- Task requirements:
Please give the listing again, word for word, with nothing left out.

*** Given entries

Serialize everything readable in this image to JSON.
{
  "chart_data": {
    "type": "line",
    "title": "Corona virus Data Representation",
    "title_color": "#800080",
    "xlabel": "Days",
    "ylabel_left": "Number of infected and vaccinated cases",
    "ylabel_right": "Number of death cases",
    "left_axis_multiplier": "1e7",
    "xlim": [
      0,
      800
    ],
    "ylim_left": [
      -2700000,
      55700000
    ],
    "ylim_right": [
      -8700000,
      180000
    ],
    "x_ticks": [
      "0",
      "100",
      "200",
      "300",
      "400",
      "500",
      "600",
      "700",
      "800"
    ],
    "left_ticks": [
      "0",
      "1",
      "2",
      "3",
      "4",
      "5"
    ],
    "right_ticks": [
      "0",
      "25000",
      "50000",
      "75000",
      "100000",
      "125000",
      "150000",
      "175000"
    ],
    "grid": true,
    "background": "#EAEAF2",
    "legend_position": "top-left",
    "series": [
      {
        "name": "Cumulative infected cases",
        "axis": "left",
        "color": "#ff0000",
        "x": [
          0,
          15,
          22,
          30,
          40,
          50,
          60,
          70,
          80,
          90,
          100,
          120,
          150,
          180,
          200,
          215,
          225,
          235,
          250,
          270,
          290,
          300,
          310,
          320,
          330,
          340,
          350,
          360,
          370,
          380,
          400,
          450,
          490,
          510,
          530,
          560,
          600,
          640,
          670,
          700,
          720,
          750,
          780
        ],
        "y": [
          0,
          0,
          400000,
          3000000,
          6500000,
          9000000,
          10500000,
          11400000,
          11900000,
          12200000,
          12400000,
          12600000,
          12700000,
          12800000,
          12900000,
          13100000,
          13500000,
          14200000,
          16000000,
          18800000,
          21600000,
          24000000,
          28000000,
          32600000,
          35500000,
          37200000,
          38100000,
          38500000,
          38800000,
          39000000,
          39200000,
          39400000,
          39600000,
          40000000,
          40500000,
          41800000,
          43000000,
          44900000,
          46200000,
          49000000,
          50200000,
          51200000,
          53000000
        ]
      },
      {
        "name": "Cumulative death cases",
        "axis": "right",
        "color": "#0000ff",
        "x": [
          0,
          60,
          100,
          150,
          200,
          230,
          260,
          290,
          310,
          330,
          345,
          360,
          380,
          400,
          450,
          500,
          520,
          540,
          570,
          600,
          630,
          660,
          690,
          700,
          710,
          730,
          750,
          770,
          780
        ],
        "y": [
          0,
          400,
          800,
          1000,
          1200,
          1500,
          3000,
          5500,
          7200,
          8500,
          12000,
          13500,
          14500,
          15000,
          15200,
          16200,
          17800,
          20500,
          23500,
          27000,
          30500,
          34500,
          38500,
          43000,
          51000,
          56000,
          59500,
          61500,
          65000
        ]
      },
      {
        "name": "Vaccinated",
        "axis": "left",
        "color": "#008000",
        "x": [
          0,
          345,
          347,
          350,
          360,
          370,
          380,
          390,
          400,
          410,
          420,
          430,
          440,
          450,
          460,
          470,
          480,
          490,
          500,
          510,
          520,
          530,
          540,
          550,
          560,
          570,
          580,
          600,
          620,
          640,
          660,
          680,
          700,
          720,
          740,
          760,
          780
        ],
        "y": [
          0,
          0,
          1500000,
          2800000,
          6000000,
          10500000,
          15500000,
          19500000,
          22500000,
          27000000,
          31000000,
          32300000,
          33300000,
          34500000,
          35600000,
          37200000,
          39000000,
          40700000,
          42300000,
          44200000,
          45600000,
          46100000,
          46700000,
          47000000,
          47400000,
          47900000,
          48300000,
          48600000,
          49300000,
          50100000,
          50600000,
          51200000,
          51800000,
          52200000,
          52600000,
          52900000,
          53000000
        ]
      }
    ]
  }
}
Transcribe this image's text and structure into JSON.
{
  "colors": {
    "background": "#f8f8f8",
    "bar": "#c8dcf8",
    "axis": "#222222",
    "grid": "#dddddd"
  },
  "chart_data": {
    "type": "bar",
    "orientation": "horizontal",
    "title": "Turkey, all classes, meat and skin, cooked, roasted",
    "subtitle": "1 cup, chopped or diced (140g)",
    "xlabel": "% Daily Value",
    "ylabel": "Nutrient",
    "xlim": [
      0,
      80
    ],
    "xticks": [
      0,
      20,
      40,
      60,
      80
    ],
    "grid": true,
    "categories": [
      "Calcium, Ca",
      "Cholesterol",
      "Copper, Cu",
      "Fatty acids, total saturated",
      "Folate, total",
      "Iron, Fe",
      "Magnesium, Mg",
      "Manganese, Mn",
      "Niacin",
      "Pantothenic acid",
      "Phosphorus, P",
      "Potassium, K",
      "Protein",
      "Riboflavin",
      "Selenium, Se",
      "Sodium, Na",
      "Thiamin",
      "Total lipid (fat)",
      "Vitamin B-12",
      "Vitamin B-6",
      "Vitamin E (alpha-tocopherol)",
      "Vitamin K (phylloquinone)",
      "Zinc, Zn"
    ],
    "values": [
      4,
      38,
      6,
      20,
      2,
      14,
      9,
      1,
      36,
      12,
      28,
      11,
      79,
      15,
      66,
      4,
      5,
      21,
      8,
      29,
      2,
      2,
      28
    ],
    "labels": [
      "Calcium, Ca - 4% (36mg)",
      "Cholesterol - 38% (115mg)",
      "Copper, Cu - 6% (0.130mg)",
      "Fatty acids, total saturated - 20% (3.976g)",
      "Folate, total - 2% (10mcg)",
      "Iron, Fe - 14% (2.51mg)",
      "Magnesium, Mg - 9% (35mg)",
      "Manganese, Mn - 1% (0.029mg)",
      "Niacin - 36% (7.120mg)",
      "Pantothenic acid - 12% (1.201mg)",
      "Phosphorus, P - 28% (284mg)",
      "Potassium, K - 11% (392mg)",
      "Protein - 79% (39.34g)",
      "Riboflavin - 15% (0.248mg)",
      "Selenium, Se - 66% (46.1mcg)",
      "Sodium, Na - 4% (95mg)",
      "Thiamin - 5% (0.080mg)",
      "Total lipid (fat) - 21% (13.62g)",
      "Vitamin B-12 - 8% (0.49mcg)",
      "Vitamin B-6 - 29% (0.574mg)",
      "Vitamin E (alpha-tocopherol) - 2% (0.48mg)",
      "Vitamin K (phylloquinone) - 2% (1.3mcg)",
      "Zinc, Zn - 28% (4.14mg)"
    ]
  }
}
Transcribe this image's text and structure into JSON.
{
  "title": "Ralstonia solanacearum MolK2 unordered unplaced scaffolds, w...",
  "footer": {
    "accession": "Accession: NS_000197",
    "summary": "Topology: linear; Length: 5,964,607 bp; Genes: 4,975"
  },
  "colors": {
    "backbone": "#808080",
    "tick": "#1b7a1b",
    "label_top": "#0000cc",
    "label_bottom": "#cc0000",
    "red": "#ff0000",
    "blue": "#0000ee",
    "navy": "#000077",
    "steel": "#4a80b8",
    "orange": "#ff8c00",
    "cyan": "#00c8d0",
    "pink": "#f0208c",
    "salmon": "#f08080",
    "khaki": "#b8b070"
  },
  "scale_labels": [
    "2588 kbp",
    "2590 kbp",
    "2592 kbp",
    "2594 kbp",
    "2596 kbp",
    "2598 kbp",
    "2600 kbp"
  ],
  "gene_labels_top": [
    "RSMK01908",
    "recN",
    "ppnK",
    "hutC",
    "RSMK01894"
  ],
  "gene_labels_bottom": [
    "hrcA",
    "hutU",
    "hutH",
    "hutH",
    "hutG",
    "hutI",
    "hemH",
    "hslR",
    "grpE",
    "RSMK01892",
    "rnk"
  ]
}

******

- Task result:
Serialize everything readable in this image to JSON.
{
  "chart_data": {
    "type": "line",
    "title": "Corona virus Data Representation",
    "title_color": "#800080",
    "xlabel": "Days",
    "ylabel_left": "Number of infected and vaccinated cases",
    "ylabel_right": "Number of death cases",
    "left_axis_multiplier": "1e7",
    "xlim": [
      0,
      800
    ],
    "ylim_left": [
      -2700000,
      55700000
    ],
    "ylim_right": [
      -8700000,
      180000
    ],
    "x_ticks": [
      "0",
      "100",
      "200",
      "300",
      "400",
      "500",
      "600",
      "700",
      "800"
    ],
    "left_ticks": [
      "0",
      "1",
      "2",
      "3",
      "4",
      "5"
    ],
    "right_ticks": [
      "0",
      "25000",
      "50000",
      "75000",
      "100000",
      "125000",
      "150000",
      "175000"
    ],
    "grid": true,
    "background": "#EAEAF2",
    "legend_position": "top-left",
    "series": [
      {
        "name": "Cumulative infected cases",
        "axis": "left",
        "color": "#ff0000",
        "x": [
          0,
          15,
          22,
          30,
          40,
          50,
          60,
          70,
          80,
          90,
          100,
          120,
          150,
          180,
          200,
          215,
          225,
          235,
          250,
          270,
          290,
          300,
          310,
          320,
          330,
          340,
          350,
          360,
          370,
          380,
          400,
          450,
          490,
          510,
          530,
          560,
          600,
          640,
          670,
          700,
          720,
          750,
          780
        ],
        "y": [
          0,
          0,
          400000,
          3000000,
          6500000,
          9000000,
          10500000,
          11400000,
          11900000,
          12200000,
          12400000,
          12600000,
          12700000,
          12800000,
          12900000,
          13100000,
          13500000,
          14200000,
          16000000,
          18800000,
          21600000,
          24000000,
          28000000,
          32600000,
          35500000,
          37200000,
          38100000,
          38500000,
          38800000,
          39000000,
          39200000,
          39400000,
          39600000,
          40000000,
          40500000,
          41800000,
          43000000,
          44900000,
          46200000,
          49000000,
          50200000,
          51200000,
          53000000
        ]
      },
      {
        "name": "Cumulative death cases",
        "axis": "right",
        "color": "#0000ff",
        "x": [
          0,
          60,
          100,
          150,
          200,
          230,
          260,
          290,
          310,
          330,
          345,
          360,
          380,
          400,
          450,
          500,
          520,
          540,
          570,
          600,
          630,
          660,
          690,
          700,
          710,
          730,
          750,
          770,
          780
        ],
        "y": [
          0,
          400,
          800,
          1000,
          1200,
          1500,
          3000,
          5500,
          7200,
          8500,
          12000,
          13500,
          14500,
          15000,
          15200,
          16200,
          17800,
          20500,
          23500,
          27000,
          30500,
          34500,
          38500,
          43000,
          51000,
          56000,
          59500,
          61500,
          65000
        ]
      },
      {
        "name": "Vaccinated",
        "axis": "left",
        "color": "#008000",
        "x": [
          0,
          345,
          347,
          350,
          360,
          370,
          380,
          390,
          400,
          410,
          420,
          430,
          440,
          450,
          460,
          470,
          480,
          490,
          500,
          510,
          520,
          530,
          540,
          550,
          560,
          570,
          580,
          600,
          620,
          640,
          660,
          680,
          700,
          720,
          740,
          760,
          780
        ],
        "y": [
          0,
          0,
          1500000,
          2800000,
          6000000,
          10500000,
          15500000,
          19500000,
          22500000,
          27000000,
          31000000,
          32300000,
          33300000,
          34500000,
          35600000,
          37200000,
          39000000,
          40700000,
          42300000,
          44200000,
          45600000,
          46100000,
          46700000,
          47000000,
          47400000,
          47900000,
          48300000,
          48600000,
          49300000,
          50100000,
          50600000,
          51200000,
          51800000,
          52200000,
          52600000,
          52900000,
          53000000
        ]
      }
    ]
  }
}
Transcribe this image's text and structure into JSON.
{
  "colors": {
    "background": "#f8f8f8",
    "bar": "#c8dcf8",
    "axis": "#222222",
    "grid": "#dddddd"
  },
  "chart_data": {
    "type": "bar",
    "orientation": "horizontal",
    "title": "Turkey, all classes, meat and skin, cooked, roasted",
    "subtitle": "1 cup, chopped or diced (140g)",
    "xlabel": "% Daily Value",
    "ylabel": "Nutrient",
    "xlim": [
      0,
      80
    ],
    "xticks": [
      0,
      20,
      40,
      60,
      80
    ],
    "grid": true,
    "categories": [
      "Calcium, Ca",
      "Cholesterol",
      "Copper, Cu",
      "Fatty acids, total saturated",
      "Folate, total",
      "Iron, Fe",
      "Magnesium, Mg",
      "Manganese, Mn",
      "Niacin",
      "Pantothenic acid",
      "Phosphorus, P",
      "Potassium, K",
      "Protein",
      "Riboflavin",
      "Selenium, Se",
      "Sodium, Na",
      "Thiamin",
      "Total lipid (fat)",
      "Vitamin B-12",
      "Vitamin B-6",
      "Vitamin E (alpha-tocopherol)",
      "Vitamin K (phylloquinone)",
      "Zinc, Zn"
    ],
    "values": [
      4,
      38,
      6,
      20,
      2,
      14,
      9,
      1,
      36,
      12,
      28,
      11,
      79,
      15,
      66,
      4,
      5,
      21,
      8,
      29,
      2,
      2,
      28
    ],
    "labels": [
      "Calcium, Ca - 4% (36mg)",
      "Cholesterol - 38% (115mg)",
      "Copper, Cu - 6% (0.130mg)",
      "Fatty acids, total saturated - 20% (3.976g)",
      "Folate, total - 2% (10mcg)",
      "Iron, Fe - 14% (2.51mg)",
      "Magnesium, Mg - 9% (35mg)",
      "Manganese, Mn - 1% (0.029mg)",
      "Niacin - 36% (7.120mg)",
      "Pantothenic acid - 12% (1.201mg)",
      "Phosphorus, P - 28% (284mg)",
      "Potassium, K - 11% (392mg)",
      "Protein - 79% (39.34g)",
      "Riboflavin - 15% (0.248mg)",
      "Selenium, Se - 66% (46.1mcg)",
      "Sodium, Na - 4% (95mg)",
      "Thiamin - 5% (0.080mg)",
      "Total lipid (fat) - 21% (13.62g)",
      "Vitamin B-12 - 8% (0.49mcg)",
      "Vitamin B-6 - 29% (0.574mg)",
      "Vitamin E (alpha-tocopherol) - 2% (0.48mg)",
      "Vitamin K (phylloquinone) - 2% (1.3mcg)",
      "Zinc, Zn - 28% (4.14mg)"
    ]
  }
}
Transcribe this image's text and structure into JSON.
{
  "title": "Ralstonia solanacearum MolK2 unordered unplaced scaffolds, w...",
  "footer": {
    "accession": "Accession: NS_000197",
    "summary": "Topology: linear; Length: 5,964,607 bp; Genes: 4,975"
  },
  "colors": {
    "backbone": "#808080",
    "tick": "#1b7a1b",
    "label_top": "#0000cc",
    "label_bottom": "#cc0000",
    "red": "#ff0000",
    "blue": "#0000ee",
    "navy": "#000077",
    "steel": "#4a80b8",
    "orange": "#ff8c00",
    "cyan": "#00c8d0",
    "pink": "#f0208c",
    "salmon": "#f08080",
    "khaki": "#b8b070"
  },
  "scale_labels": [
    "2588 kbp",
    "2590 kbp",
    "2592 kbp",
    "2594 kbp",
    "2596 kbp",
    "2598 kbp",
    "2600 kbp"
  ],
  "gene_labels_top": [
    "RSMK01908",
    "recN",
    "ppnK",
    "hutC",
    "RSMK01894"
  ],
  "gene_labels_bottom": [
    "hrcA",
    "hutU",
    "hutH",
    "hutH",
    "hutG",
    "hutI",
    "hemH",
    "hslR",
    "grpE",
    "RSMK01892",
    "rnk"
  ]
}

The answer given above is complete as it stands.